__Task goal__. Scan the records for the word "Average". Return each line where it is found.

Content starts

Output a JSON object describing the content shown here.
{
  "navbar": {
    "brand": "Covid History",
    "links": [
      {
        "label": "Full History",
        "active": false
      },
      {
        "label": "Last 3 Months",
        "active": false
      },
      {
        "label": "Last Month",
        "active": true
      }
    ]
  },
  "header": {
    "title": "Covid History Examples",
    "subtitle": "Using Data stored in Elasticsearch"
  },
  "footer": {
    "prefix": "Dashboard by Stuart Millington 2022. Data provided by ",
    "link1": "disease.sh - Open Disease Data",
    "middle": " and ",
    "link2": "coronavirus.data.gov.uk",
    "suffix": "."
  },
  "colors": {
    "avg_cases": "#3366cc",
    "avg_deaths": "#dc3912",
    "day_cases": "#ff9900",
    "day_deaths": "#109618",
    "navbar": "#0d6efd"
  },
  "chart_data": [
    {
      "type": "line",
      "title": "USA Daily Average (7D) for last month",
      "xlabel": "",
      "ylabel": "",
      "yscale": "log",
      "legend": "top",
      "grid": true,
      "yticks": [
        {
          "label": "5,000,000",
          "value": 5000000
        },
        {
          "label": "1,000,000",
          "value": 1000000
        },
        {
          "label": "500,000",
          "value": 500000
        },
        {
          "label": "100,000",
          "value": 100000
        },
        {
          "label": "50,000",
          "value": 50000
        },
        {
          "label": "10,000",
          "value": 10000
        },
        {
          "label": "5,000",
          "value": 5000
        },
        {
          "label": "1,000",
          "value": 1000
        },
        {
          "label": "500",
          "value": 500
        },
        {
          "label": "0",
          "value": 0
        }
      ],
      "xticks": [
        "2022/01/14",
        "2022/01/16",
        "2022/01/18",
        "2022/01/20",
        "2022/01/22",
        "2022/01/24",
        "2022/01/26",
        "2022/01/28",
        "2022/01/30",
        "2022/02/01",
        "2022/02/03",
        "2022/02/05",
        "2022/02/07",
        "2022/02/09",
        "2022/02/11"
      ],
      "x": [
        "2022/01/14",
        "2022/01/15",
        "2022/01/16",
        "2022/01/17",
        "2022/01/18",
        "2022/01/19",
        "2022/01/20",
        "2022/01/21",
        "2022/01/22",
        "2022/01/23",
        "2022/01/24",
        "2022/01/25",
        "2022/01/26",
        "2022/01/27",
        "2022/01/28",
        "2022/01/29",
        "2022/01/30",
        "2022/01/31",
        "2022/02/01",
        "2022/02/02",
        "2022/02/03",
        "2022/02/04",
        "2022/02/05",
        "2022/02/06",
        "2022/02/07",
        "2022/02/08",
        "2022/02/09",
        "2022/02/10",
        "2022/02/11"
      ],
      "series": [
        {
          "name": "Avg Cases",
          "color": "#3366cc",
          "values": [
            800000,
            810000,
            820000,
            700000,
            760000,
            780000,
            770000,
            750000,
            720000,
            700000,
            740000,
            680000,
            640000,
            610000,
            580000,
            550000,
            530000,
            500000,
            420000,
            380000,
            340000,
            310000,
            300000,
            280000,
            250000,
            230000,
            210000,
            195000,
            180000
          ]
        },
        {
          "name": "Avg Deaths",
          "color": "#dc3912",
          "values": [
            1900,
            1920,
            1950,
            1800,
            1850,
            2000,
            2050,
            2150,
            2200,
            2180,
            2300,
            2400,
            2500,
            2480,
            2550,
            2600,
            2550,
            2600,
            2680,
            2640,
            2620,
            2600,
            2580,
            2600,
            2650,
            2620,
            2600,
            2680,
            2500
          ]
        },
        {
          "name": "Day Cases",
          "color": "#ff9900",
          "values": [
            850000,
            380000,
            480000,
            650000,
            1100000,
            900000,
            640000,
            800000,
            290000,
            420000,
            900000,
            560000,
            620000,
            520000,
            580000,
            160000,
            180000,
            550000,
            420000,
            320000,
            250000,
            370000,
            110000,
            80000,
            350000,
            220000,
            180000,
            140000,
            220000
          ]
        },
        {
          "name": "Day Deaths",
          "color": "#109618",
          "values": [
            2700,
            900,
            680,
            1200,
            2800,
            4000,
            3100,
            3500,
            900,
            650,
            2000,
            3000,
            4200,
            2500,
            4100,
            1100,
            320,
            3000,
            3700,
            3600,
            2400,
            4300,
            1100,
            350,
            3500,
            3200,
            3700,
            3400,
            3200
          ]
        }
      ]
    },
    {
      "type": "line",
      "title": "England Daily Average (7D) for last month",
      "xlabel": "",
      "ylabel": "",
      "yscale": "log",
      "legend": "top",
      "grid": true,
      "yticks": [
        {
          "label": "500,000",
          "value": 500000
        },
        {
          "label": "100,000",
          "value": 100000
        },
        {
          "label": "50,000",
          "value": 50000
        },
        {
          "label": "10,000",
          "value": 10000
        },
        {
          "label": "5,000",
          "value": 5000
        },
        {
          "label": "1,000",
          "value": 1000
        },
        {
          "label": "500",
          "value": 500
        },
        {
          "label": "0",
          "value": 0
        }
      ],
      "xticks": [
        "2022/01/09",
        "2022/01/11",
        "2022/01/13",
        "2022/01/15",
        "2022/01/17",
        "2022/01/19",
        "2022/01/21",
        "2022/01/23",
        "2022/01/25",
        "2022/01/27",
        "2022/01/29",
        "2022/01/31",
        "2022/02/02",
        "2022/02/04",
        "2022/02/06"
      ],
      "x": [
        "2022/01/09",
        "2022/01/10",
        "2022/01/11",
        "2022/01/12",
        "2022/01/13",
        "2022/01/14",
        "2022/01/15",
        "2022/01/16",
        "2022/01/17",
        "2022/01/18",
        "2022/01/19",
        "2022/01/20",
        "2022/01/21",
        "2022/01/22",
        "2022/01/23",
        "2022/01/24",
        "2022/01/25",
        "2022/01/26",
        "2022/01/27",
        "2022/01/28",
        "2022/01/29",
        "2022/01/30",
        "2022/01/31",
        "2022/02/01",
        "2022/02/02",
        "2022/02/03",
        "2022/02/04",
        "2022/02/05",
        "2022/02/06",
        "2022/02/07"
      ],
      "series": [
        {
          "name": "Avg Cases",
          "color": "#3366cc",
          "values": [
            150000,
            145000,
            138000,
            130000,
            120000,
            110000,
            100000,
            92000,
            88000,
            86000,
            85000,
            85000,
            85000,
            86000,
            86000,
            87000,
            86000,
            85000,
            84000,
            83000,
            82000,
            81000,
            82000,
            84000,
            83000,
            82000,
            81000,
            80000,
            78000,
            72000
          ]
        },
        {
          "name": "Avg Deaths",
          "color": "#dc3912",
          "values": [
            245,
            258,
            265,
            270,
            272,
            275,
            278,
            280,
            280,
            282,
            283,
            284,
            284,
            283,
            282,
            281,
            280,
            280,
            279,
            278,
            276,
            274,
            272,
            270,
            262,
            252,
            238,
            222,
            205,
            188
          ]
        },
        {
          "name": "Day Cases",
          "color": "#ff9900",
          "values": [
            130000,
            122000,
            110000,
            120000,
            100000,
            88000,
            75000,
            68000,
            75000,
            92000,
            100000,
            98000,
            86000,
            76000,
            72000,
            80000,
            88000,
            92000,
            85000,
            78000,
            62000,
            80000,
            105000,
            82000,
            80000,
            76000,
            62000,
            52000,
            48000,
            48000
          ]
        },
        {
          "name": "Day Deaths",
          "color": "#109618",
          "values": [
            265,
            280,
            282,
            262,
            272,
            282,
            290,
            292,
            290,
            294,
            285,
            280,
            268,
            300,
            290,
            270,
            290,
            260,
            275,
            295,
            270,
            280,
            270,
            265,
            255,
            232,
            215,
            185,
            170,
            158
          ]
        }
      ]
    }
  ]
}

Content ends

__Output for this exercise__.
      "title": "USA Daily Average (7D) for last month",
      "title": "England Daily Average (7D) for last month",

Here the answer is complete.